#### Task statement
Pick out the lines below with "构造全等三角形的常规辅助线" and list them.
— START Rows —
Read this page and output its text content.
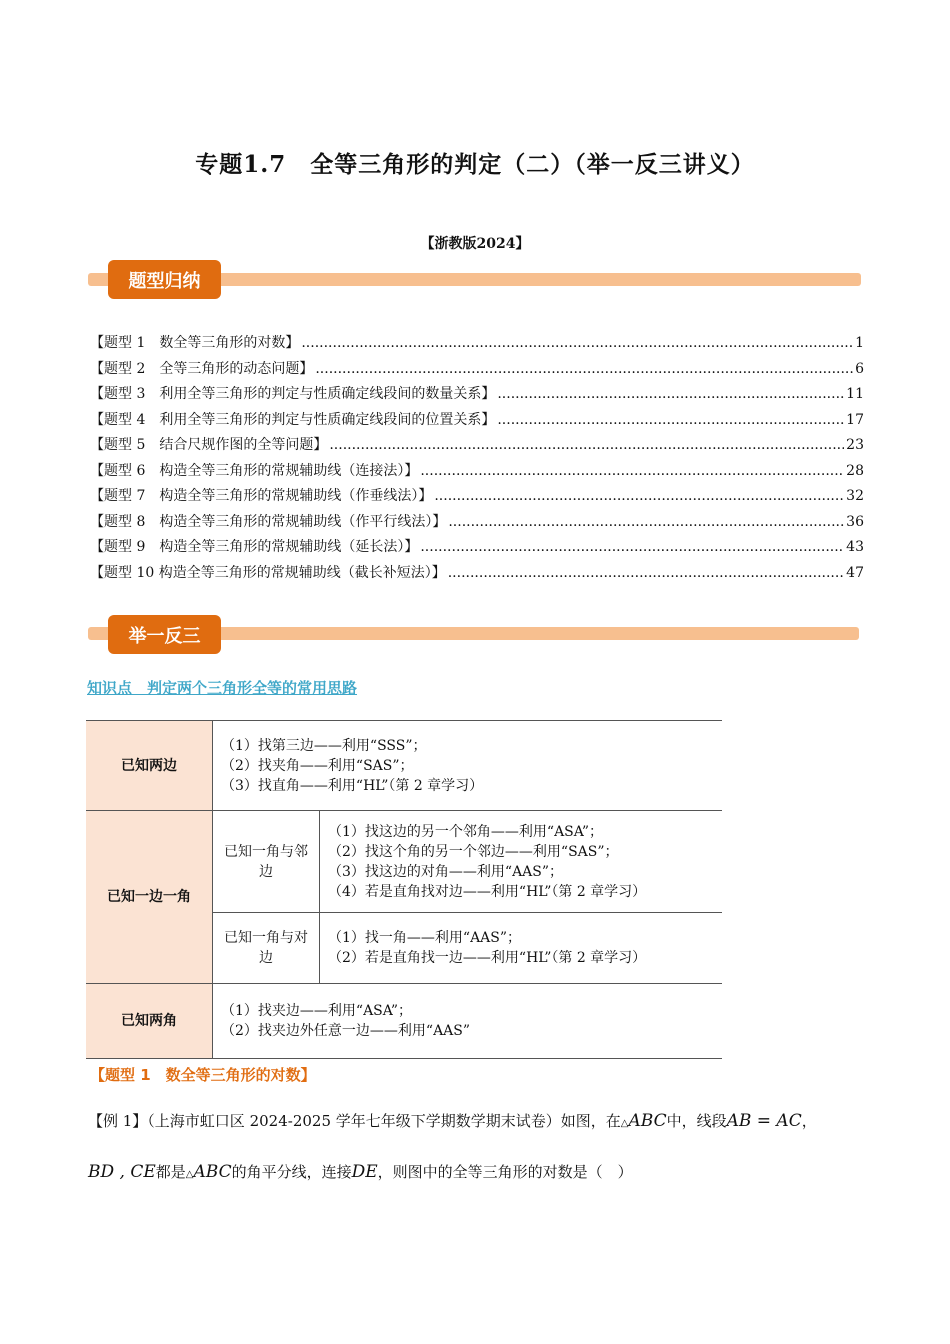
专题1.7　全等三角形的判定（二）（举一反三讲义）
【浙教版2024】
题型归纳
【题型 1　数全等三角形的对数】 .....	1
【题型 2　全等三角形的动态问题】 .....	6
【题型 3　利用全等三角形的判定与性质确定线段间的数量关系】 .....	11
【题型 4　利用全等三角形的判定与性质确定线段间的位置关系】 .....	17
【题型 5　结合尺规作图的全等问题】 .....	23
【题型 6　构造全等三角形的常规辅助线（连接法）】 .....	28
【题型 7　构造全等三角形的常规辅助线（作垂线法）】 .....	32
【题型 8　构造全等三角形的常规辅助线（作平行线法）】 .....	36
【题型 9　构造全等三角形的常规辅助线（延长法）】 .....	43
【题型 10 构造全等三角形的常规辅助线（截长补短法）】 .....	47
举一反三
知识点　判定两个三角形全等的常用思路
已知两边	（1）找第三边——利用“SSS”；
（2）找夹角——利用“SAS”；
（3）找直角——利用“HL”（第 2 章学习）	

已知一边一角	已知一角与邻边	（1）找这边的另一个邻角——利用“ASA”；
（2）找这个角的另一个邻边——利用“SAS”；
（3）找这边的对角——利用“AAS”；
（4）若是直角找对边——利用“HL”（第 2 章学习）

	已知一角与对边	（1）找一角——利用“AAS”；
（2）若是直角找一边——利用“HL”（第 2 章学习）

已知两角	（1）找夹边——利用“ASA”；
（2）找夹边外任意一边——利用“AAS”	
【题型 1　数全等三角形的对数】
【例 1】（上海市虹口区 2024-2025 学年七年级下学期数学期末试卷）如图，在△ABC中，线段AB = AC，
BD , CE都是△ABC的角平分线，连接DE，则图中的全等三角形的对数是（　）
— END Rows —
#### Response to the exercise
【题型 6　构造全等三角形的常规辅助线（连接法）】 .....	28
【题型 7　构造全等三角形的常规辅助线（作垂线法）】 .....	32
【题型 8　构造全等三角形的常规辅助线（作平行线法）】 .....	36
【题型 9　构造全等三角形的常规辅助线（延长法）】 .....	43
【题型 10 构造全等三角形的常规辅助线（截长补短法）】 .....	47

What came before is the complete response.